======== Testo dato

Simone Paduano: l’aiuto cuoco de Le Scuderie

In molti hanno un ricordo, o un’esperienza che li ha spinti ad avvicinarsi al mondo della cucina. Vuoi raccontarci qual è il tuo?

La mia passione per la cucina è nata quando ero piccolo. Ricordo di quando andavo in vacanza coi miei genitori e trovavo qualsiasi occasione per cucinare e sperimentare. Fin da bambino ho sempre avuto tanta voglia di fare e d’imparare.

Questa mia curiosità si è rafforzata con la scuola alberghiera. Da lì ho approfondito sempre di più le mie conoscenze.

Cosa significa poter lavorare ogni giorno accanto ad uno chef come Cristian per la tua crescita professionale?

Lavorare con Cristian è un privilegio. Per me lui è fonte d’ispirazione e vivere la sua cucina mi sta insegnando molto. È la prima volta che entro in contatto con l’alta cucina e ogni giorno non smette mai di sorprendermi.

Non lavoro qui da molto tempo, ma il poco tempo che ho trascorso nel ristorante Le Scuderie è stato molto intenso. Indipendentemente da quanto sarà lunga la mia permanenza, tutto quello che sto imparando sarà essenziale per il mio futuro.

Com’è cambiato il tuo modo di concepire il cibo, da quando hai iniziato a lavorare in un ristorante di alta cucina?

================
======== Dati in esame

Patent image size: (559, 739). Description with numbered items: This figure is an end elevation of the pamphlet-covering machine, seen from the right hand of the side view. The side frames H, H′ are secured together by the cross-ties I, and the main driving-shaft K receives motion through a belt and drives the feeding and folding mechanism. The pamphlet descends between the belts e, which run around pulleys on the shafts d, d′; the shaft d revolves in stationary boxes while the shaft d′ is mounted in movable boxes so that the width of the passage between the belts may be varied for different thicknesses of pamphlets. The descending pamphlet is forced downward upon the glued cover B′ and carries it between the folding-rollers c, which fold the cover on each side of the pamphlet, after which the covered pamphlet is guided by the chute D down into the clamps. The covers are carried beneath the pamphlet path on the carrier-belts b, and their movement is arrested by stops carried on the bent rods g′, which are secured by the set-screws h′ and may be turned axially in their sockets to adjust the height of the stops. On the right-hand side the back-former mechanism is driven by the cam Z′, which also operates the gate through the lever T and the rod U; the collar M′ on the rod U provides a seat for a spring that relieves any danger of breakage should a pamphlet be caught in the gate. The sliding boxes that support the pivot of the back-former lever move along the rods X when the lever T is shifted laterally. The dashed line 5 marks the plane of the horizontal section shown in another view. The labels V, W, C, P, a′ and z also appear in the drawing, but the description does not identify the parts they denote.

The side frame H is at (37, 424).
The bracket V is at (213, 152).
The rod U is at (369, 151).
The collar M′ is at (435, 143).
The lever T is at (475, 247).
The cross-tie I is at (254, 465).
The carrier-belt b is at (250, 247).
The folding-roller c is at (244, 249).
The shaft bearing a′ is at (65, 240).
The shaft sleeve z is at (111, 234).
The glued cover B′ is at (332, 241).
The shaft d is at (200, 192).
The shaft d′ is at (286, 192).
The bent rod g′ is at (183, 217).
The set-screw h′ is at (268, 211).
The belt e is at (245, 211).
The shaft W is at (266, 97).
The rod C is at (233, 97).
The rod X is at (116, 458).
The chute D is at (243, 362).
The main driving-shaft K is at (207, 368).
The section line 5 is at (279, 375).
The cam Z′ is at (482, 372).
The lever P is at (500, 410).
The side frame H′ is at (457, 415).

================

Compito 1: Riscrivi il passo dell'intervista che parte da "Lavorare con Cristian" e arriva fino a "mai di sorprendermi.", mettendo "onore" al posto di "privilegio".
Compito 2:
Rispondi in base all'intervista:
(a) Quando è nata la passione di Simone Paduano per la cucina?
(b) Quale scuola ha rafforzato la sua curiosità?
(c) Come si chiama il ristorante in cui lavora?
Compito 3: Trascrivi tutti gli interventi dell'intervistatore presenti nell'intervista.
Le righe non servono a nulla in questo lavoro.

Soluzione 1:
Lavorare con Cristian è un onore. Per me lui è fonte d’ispirazione e vivere la sua cucina mi sta insegnando molto. È la prima volta che entro in contatto con l’alta cucina e ogni giorno non smette mai di sorprendermi.

Soluzione 2:
(a) Quando era piccolo.
(b) La scuola alberghiera.
(c) Le Scuderie.

Soluzione 3:
In molti hanno un ricordo, o un'esperienza che li ha spinti ad avvicinarsi al mondo della cucina. Vuoi raccontarci qual è il tuo?
Cosa significa poter lavorare ogni giorno accanto ad uno chef come Cristian per la tua crescita professionale?
Com'è cambiato il tuo modo di concepire il cibo, da quando hai iniziato a lavorare in un ristorante di alta cucina?